- Your task: Without altering anything, repeat each of the records.

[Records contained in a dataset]
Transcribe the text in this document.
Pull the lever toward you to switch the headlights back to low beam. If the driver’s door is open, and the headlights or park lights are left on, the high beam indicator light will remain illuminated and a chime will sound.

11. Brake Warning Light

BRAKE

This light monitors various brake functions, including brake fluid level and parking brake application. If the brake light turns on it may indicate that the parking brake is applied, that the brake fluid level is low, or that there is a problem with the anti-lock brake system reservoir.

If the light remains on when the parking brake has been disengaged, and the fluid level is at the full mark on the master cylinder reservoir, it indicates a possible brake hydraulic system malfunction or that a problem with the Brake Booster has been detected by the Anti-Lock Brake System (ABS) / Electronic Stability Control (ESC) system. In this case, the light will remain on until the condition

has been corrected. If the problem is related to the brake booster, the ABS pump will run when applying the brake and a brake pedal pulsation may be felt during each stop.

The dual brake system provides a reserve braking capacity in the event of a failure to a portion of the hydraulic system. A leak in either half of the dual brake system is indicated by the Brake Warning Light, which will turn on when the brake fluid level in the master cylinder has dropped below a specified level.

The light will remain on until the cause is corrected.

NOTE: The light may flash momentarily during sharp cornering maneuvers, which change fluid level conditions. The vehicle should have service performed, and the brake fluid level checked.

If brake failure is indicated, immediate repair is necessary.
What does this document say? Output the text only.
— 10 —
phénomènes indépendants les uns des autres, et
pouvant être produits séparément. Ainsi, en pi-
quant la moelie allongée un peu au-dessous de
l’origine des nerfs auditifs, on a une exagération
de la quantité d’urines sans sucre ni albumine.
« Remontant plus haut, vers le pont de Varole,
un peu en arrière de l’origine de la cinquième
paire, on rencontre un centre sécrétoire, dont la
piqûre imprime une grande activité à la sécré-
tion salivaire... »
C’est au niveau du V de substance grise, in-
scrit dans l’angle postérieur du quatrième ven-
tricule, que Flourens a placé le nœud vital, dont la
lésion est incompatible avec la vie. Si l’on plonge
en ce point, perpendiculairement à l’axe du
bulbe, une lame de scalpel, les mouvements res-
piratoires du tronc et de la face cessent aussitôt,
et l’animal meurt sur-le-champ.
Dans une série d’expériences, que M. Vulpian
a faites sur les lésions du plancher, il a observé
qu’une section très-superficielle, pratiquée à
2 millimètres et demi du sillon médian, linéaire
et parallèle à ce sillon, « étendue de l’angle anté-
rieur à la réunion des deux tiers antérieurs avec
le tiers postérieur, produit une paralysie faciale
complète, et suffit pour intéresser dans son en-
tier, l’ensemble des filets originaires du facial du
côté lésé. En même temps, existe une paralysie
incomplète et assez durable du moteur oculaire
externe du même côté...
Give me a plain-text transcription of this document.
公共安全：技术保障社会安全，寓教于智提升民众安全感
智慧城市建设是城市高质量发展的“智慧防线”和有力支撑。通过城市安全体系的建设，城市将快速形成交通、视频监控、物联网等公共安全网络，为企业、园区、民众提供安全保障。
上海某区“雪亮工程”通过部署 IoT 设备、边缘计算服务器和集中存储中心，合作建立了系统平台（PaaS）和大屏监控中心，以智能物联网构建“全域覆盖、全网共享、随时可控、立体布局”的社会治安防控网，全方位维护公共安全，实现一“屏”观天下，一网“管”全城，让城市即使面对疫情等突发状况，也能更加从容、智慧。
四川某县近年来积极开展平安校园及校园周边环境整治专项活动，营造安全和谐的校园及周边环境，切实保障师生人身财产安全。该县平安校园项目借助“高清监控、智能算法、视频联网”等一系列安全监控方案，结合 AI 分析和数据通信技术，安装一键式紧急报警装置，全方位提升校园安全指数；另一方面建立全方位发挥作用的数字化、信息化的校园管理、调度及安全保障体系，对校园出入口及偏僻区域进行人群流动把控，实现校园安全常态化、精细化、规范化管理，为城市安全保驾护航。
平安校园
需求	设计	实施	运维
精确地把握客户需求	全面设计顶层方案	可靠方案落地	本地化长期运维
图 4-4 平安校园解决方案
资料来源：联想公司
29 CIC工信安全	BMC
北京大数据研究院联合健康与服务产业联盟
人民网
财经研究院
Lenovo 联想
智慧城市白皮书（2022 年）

- Task answer:
Transcribe the text in this document.
Pull the lever toward you to switch the headlights back to low beam. If the driver’s door is open, and the headlights or park lights are left on, the high beam indicator light will remain illuminated and a chime will sound.

11. Brake Warning Light

BRAKE

This light monitors various brake functions, including brake fluid level and parking brake application. If the brake light turns on it may indicate that the parking brake is applied, that the brake fluid level is low, or that there is a problem with the anti-lock brake system reservoir.

If the light remains on when the parking brake has been disengaged, and the fluid level is at the full mark on the master cylinder reservoir, it indicates a possible brake hydraulic system malfunction or that a problem with the Brake Booster has been detected by the Anti-Lock Brake System (ABS) / Electronic Stability Control (ESC) system. In this case, the light will remain on until the condition

has been corrected. If the problem is related to the brake booster, the ABS pump will run when applying the brake and a brake pedal pulsation may be felt during each stop.

The dual brake system provides a reserve braking capacity in the event of a failure to a portion of the hydraulic system. A leak in either half of the dual brake system is indicated by the Brake Warning Light, which will turn on when the brake fluid level in the master cylinder has dropped below a specified level.

The light will remain on until the cause is corrected.

NOTE: The light may flash momentarily during sharp cornering maneuvers, which change fluid level conditions. The vehicle should have service performed, and the brake fluid level checked.

If brake failure is indicated, immediate repair is necessary.
What does this document say? Output the text only.
— 10 —
phénomènes indépendants les uns des autres, et
pouvant être produits séparément. Ainsi, en pi-
quant la moelie allongée un peu au-dessous de
l’origine des nerfs auditifs, on a une exagération
de la quantité d’urines sans sucre ni albumine.
« Remontant plus haut, vers le pont de Varole,
un peu en arrière de l’origine de la cinquième
paire, on rencontre un centre sécrétoire, dont la
piqûre imprime une grande activité à la sécré-
tion salivaire... »
C’est au niveau du V de substance grise, in-
scrit dans l’angle postérieur du quatrième ven-
tricule, que Flourens a placé le nœud vital, dont la
lésion est incompatible avec la vie. Si l’on plonge
en ce point, perpendiculairement à l’axe du
bulbe, une lame de scalpel, les mouvements res-
piratoires du tronc et de la face cessent aussitôt,
et l’animal meurt sur-le-champ.
Dans une série d’expériences, que M. Vulpian
a faites sur les lésions du plancher, il a observé
qu’une section très-superficielle, pratiquée à
2 millimètres et demi du sillon médian, linéaire
et parallèle à ce sillon, « étendue de l’angle anté-
rieur à la réunion des deux tiers antérieurs avec
le tiers postérieur, produit une paralysie faciale
complète, et suffit pour intéresser dans son en-
tier, l’ensemble des filets originaires du facial du
côté lésé. En même temps, existe une paralysie
incomplète et assez durable du moteur oculaire
externe du même côté...
Give me a plain-text transcription of this document.
公共安全：技术保障社会安全，寓教于智提升民众安全感
智慧城市建设是城市高质量发展的“智慧防线”和有力支撑。通过城市安全体系的建设，城市将快速形成交通、视频监控、物联网等公共安全网络，为企业、园区、民众提供安全保障。
上海某区“雪亮工程”通过部署 IoT 设备、边缘计算服务器和集中存储中心，合作建立了系统平台（PaaS）和大屏监控中心，以智能物联网构建“全域覆盖、全网共享、随时可控、立体布局”的社会治安防控网，全方位维护公共安全，实现一“屏”观天下，一网“管”全城，让城市即使面对疫情等突发状况，也能更加从容、智慧。
四川某县近年来积极开展平安校园及校园周边环境整治专项活动，营造安全和谐的校园及周边环境，切实保障师生人身财产安全。该县平安校园项目借助“高清监控、智能算法、视频联网”等一系列安全监控方案，结合 AI 分析和数据通信技术，安装一键式紧急报警装置，全方位提升校园安全指数；另一方面建立全方位发挥作用的数字化、信息化的校园管理、调度及安全保障体系，对校园出入口及偏僻区域进行人群流动把控，实现校园安全常态化、精细化、规范化管理，为城市安全保驾护航。
平安校园
需求	设计	实施	运维
精确地把握客户需求	全面设计顶层方案	可靠方案落地	本地化长期运维
图 4-4 平安校园解决方案
资料来源：联想公司
29 CIC工信安全	BMC
北京大数据研究院联合健康与服务产业联盟
人民网
财经研究院
Lenovo 联想
智慧城市白皮书（2022 年）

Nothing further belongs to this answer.